ELENCO DEI COMPITI -
• A. Riscrivi come elenco puntato il paragrafo dell'estratto sul materiale didattico tattile che comincia con «Il materiale didattico tattile si è cominciato», conservandone i fatti principali.
• B. Ripeti senza alcuna modifica, tra le righe dei dati forniti, il tratto che va dalla riga contenente «Polygon shape [440, 120, 570, 315]» fino alla riga contenente «Text: 6: 6 [312, 231, 320, 243]», entrambe incluse.

ESTRATTO DEL DOCUMENTO -
Il materiale didattico tattile si è cominciato a costruire in parallelo alla diffusione della scrittura Braille, ma è negli ultimi cinquant'anni che si è verificata una svolta che ha determinato una sorta di accelerazione verso la sistematizzazione di quello esistente e la creazione di veri e propri percorsi educativi (ludici, geografici, scientifici, storico-artistici) sviluppati tramite materiale tattile sofisticato. La decisione di integrare i bambini non vedenti nelle scuole comuni, nel 1975, ha dato a tutti gli istituti specializzati un'occasione di rinnovamento della propria formula educativa, la possibilità di adeguarla al nuovo scenario e di dare il via a un "progetto industriale" centrato proprio sugli strumenti della didattica. Bisognava crearne di nuovi, ideati per essere condivisi anche da bambini vedenti – con una diversa cura estetica che facesse da volano all'integrazione in classe –, che fossero riproducibili velocemente in un buon numero di copie e che consentissero di contenere i costi senza depauperare il materiale di contenuti e qualità. Una sfida economica legata alla distribuzione che ha fatto dell'Istituto dei Ciechi di Milano uno di centri di eccellenza europei. Dagli esemplari unici realizzati nella falegnameria interna si è passati alla produzione di una matrice in legno o resina riprodotta poi in più copie tramite la tecnica della termoformatura e distribuita nelle scuole di tutta Italia, agli studenti in carico all'Istituto, alle loro famiglie e ai docenti.

DATI FORNITI -
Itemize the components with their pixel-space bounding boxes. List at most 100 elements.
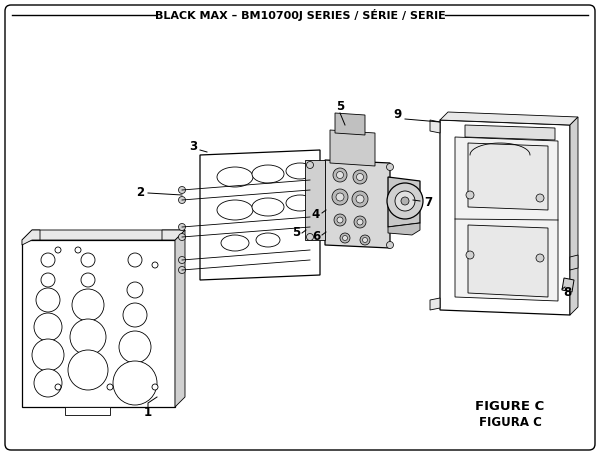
Polygon shape [440, 120, 570, 315]
Ellipse shape [221, 235, 249, 251]
Circle shape [536, 254, 544, 262]
Ellipse shape [286, 195, 314, 211]
Polygon shape [305, 160, 325, 240]
Polygon shape [468, 225, 548, 297]
Circle shape [387, 183, 423, 219]
Text: 4: 4 [312, 208, 320, 222]
Ellipse shape [252, 198, 284, 216]
Text: 3: 3 [189, 141, 197, 153]
Polygon shape [330, 130, 375, 166]
Text: 6: 6 [312, 231, 320, 243]
Text: 7: 7 [424, 196, 432, 208]
FancyBboxPatch shape [5, 5, 595, 450]
Circle shape [386, 242, 394, 248]
Ellipse shape [113, 361, 157, 405]
Polygon shape [440, 112, 578, 125]
Ellipse shape [152, 262, 158, 268]
Polygon shape [468, 143, 548, 210]
Text: BLACK MAX – BM10700J SERIES / SÉRIE / SERIE: BLACK MAX – BM10700J SERIES / SÉRIE / SE… [155, 9, 445, 21]
Text: 9: 9 [393, 108, 401, 121]
Ellipse shape [75, 247, 81, 253]
Circle shape [179, 267, 185, 273]
Text: 5: 5 [292, 227, 300, 239]
Ellipse shape [119, 331, 151, 363]
Ellipse shape [81, 253, 95, 267]
Ellipse shape [337, 217, 343, 223]
Circle shape [179, 257, 185, 263]
Circle shape [466, 251, 474, 259]
Ellipse shape [128, 253, 142, 267]
Ellipse shape [34, 313, 62, 341]
Polygon shape [570, 255, 578, 270]
Ellipse shape [36, 288, 60, 312]
Text: 2: 2 [136, 187, 144, 199]
Ellipse shape [41, 273, 55, 287]
Ellipse shape [34, 369, 62, 397]
Circle shape [536, 194, 544, 202]
Ellipse shape [354, 216, 366, 228]
Polygon shape [162, 230, 185, 240]
Circle shape [179, 187, 185, 193]
Circle shape [179, 223, 185, 231]
Ellipse shape [360, 235, 370, 245]
Ellipse shape [68, 350, 108, 390]
Ellipse shape [357, 219, 363, 225]
Circle shape [179, 197, 185, 203]
Ellipse shape [343, 236, 347, 241]
Polygon shape [22, 230, 185, 240]
Text: 5: 5 [336, 101, 344, 113]
Ellipse shape [334, 214, 346, 226]
Ellipse shape [352, 191, 368, 207]
Ellipse shape [332, 189, 348, 205]
Ellipse shape [286, 163, 314, 179]
Circle shape [401, 197, 409, 205]
Polygon shape [175, 230, 185, 407]
Ellipse shape [152, 384, 158, 390]
Circle shape [307, 162, 314, 168]
Ellipse shape [81, 273, 95, 287]
Text: 8: 8 [563, 287, 571, 299]
Text: FIGURA C: FIGURA C [479, 415, 541, 429]
Polygon shape [562, 278, 574, 292]
Circle shape [395, 191, 415, 211]
Ellipse shape [356, 195, 364, 203]
Polygon shape [430, 298, 440, 310]
Ellipse shape [333, 168, 347, 182]
Ellipse shape [107, 384, 113, 390]
Ellipse shape [127, 282, 143, 298]
Circle shape [179, 233, 185, 241]
Polygon shape [65, 407, 110, 415]
Ellipse shape [356, 173, 364, 181]
Ellipse shape [32, 339, 64, 371]
Ellipse shape [336, 193, 344, 201]
Ellipse shape [55, 247, 61, 253]
Ellipse shape [217, 167, 253, 187]
Polygon shape [22, 230, 40, 245]
Polygon shape [465, 125, 555, 140]
Ellipse shape [70, 319, 106, 355]
Ellipse shape [337, 172, 343, 178]
Polygon shape [388, 177, 420, 227]
Text: FIGURE C: FIGURE C [475, 400, 545, 414]
Ellipse shape [41, 253, 55, 267]
Ellipse shape [362, 238, 367, 243]
Ellipse shape [252, 165, 284, 183]
Polygon shape [570, 117, 578, 315]
Circle shape [386, 163, 394, 171]
Ellipse shape [123, 303, 147, 327]
Polygon shape [22, 240, 175, 407]
Ellipse shape [340, 233, 350, 243]
Ellipse shape [353, 170, 367, 184]
Ellipse shape [55, 384, 61, 390]
Circle shape [466, 191, 474, 199]
Polygon shape [430, 120, 440, 133]
Polygon shape [388, 223, 420, 235]
Polygon shape [335, 113, 365, 135]
Polygon shape [455, 137, 558, 301]
Ellipse shape [72, 289, 104, 321]
Text: 1: 1 [144, 406, 152, 420]
Ellipse shape [256, 233, 280, 247]
Polygon shape [325, 160, 390, 248]
Circle shape [307, 233, 314, 241]
Ellipse shape [217, 200, 253, 220]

SOLUZIONI COMPLETE -
• A.
- Il materiale didattico tattile nasce in parallelo alla diffusione della scrittura Braille.
- Negli ultimi cinquant'anni c'è stata una svolta. Il materiale esistente è stato sistematizzato e sono nati percorsi educativi (ludici, geografici, scientifici, storico-artistici) basati su materiale tattile sofisticato.
- Nel 1975 si decide di integrare i bambini non vedenti nelle scuole comuni. Per gli istituti specializzati è l'occasione di rinnovare la formula educativa e di avviare un "progetto industriale" centrato sugli strumenti della didattica.
- I nuovi strumenti dovevano avere alcune caratteristiche:
  - essere condivisibili anche dai bambini vedenti, con una cura estetica che favorisse l'integrazione in classe;
  - essere riproducibili velocemente in molte copie;
  - contenere i costi senza impoverire contenuti e qualità.
- Questa sfida economica ha reso l'Istituto dei Ciechi di Milano uno dei centri di eccellenza europei.
- Si è passati dagli esemplari unici della falegnameria interna a una matrice in legno o resina. La matrice viene riprodotta in più copie con la termoformatura.
- Le copie vengono distribuite alle scuole di tutta Italia, agli studenti in carico all'Istituto, alle loro famiglie e ai docenti.

• B.
Polygon shape [440, 120, 570, 315]
Ellipse shape [221, 235, 249, 251]
Circle shape [536, 254, 544, 262]
Ellipse shape [286, 195, 314, 211]
Polygon shape [305, 160, 325, 240]
Polygon shape [468, 225, 548, 297]
Circle shape [387, 183, 423, 219]
Text: 4: 4 [312, 208, 320, 222]
Ellipse shape [252, 198, 284, 216]
Text: 3: 3 [189, 141, 197, 153]
Polygon shape [330, 130, 375, 166]
Text: 6: 6 [312, 231, 320, 243]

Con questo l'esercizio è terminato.